Go through the entries below and write each one out exactly.

[Recorded data]
[start]

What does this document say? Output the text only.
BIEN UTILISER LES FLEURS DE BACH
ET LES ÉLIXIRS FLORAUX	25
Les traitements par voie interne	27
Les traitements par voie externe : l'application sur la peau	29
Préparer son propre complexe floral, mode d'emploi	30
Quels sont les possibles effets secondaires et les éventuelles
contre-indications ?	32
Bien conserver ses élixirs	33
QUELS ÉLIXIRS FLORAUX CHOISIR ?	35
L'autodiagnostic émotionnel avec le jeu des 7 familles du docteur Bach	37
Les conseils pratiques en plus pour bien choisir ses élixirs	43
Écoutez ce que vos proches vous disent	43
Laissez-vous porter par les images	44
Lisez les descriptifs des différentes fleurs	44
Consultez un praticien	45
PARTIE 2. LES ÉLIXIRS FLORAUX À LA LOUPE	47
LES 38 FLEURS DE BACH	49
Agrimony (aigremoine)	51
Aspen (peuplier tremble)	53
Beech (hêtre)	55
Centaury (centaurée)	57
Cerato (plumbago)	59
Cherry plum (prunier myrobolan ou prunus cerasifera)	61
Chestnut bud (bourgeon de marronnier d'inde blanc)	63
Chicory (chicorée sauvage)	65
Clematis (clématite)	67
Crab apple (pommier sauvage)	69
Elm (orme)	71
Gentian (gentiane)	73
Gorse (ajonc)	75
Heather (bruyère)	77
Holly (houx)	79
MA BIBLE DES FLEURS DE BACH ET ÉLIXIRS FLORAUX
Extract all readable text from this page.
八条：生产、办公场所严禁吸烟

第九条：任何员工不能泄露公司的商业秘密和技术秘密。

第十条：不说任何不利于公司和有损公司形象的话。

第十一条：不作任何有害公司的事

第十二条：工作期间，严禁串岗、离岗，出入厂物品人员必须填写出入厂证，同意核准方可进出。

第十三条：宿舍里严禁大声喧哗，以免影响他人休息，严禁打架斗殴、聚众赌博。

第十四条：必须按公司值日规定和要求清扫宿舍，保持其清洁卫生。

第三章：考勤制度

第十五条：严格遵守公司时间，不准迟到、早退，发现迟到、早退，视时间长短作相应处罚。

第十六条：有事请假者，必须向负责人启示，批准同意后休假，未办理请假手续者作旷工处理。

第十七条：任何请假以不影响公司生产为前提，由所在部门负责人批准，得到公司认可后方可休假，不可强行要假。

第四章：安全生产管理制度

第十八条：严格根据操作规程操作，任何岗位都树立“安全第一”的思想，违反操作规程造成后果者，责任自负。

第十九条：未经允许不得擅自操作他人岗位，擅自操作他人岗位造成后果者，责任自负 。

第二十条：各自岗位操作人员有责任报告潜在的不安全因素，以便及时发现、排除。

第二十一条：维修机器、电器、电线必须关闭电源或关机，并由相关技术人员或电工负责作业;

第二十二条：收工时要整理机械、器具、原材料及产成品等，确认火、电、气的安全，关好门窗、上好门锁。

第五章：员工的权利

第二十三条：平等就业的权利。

[end]

#### WRITTEN ANSWER
What does this document say? Output the text only.
BIEN UTILISER LES FLEURS DE BACH
ET LES ÉLIXIRS FLORAUX	25
Les traitements par voie interne	27
Les traitements par voie externe : l'application sur la peau	29
Préparer son propre complexe floral, mode d'emploi	30
Quels sont les possibles effets secondaires et les éventuelles
contre-indications ?	32
Bien conserver ses élixirs	33
QUELS ÉLIXIRS FLORAUX CHOISIR ?	35
L'autodiagnostic émotionnel avec le jeu des 7 familles du docteur Bach	37
Les conseils pratiques en plus pour bien choisir ses élixirs	43
Écoutez ce que vos proches vous disent	43
Laissez-vous porter par les images	44
Lisez les descriptifs des différentes fleurs	44
Consultez un praticien	45
PARTIE 2. LES ÉLIXIRS FLORAUX À LA LOUPE	47
LES 38 FLEURS DE BACH	49
Agrimony (aigremoine)	51
Aspen (peuplier tremble)	53
Beech (hêtre)	55
Centaury (centaurée)	57
Cerato (plumbago)	59
Cherry plum (prunier myrobolan ou prunus cerasifera)	61
Chestnut bud (bourgeon de marronnier d'inde blanc)	63
Chicory (chicorée sauvage)	65
Clematis (clématite)	67
Crab apple (pommier sauvage)	69
Elm (orme)	71
Gentian (gentiane)	73
Gorse (ajonc)	75
Heather (bruyère)	77
Holly (houx)	79
MA BIBLE DES FLEURS DE BACH ET ÉLIXIRS FLORAUX
Extract all readable text from this page.
八条：生产、办公场所严禁吸烟

第九条：任何员工不能泄露公司的商业秘密和技术秘密。

第十条：不说任何不利于公司和有损公司形象的话。

第十一条：不作任何有害公司的事

第十二条：工作期间，严禁串岗、离岗，出入厂物品人员必须填写出入厂证，同意核准方可进出。

第十三条：宿舍里严禁大声喧哗，以免影响他人休息，严禁打架斗殴、聚众赌博。

第十四条：必须按公司值日规定和要求清扫宿舍，保持其清洁卫生。

第三章：考勤制度

第十五条：严格遵守公司时间，不准迟到、早退，发现迟到、早退，视时间长短作相应处罚。

第十六条：有事请假者，必须向负责人启示，批准同意后休假，未办理请假手续者作旷工处理。

第十七条：任何请假以不影响公司生产为前提，由所在部门负责人批准，得到公司认可后方可休假，不可强行要假。

第四章：安全生产管理制度

第十八条：严格根据操作规程操作，任何岗位都树立“安全第一”的思想，违反操作规程造成后果者，责任自负。

第十九条：未经允许不得擅自操作他人岗位，擅自操作他人岗位造成后果者，责任自负 。

第二十条：各自岗位操作人员有责任报告潜在的不安全因素，以便及时发现、排除。

第二十一条：维修机器、电器、电线必须关闭电源或关机，并由相关技术人员或电工负责作业;

第二十二条：收工时要整理机械、器具、原材料及产成品等，确认火、电、气的安全，关好门窗、上好门锁。

第五章：员工的权利

第二十三条：平等就业的权利。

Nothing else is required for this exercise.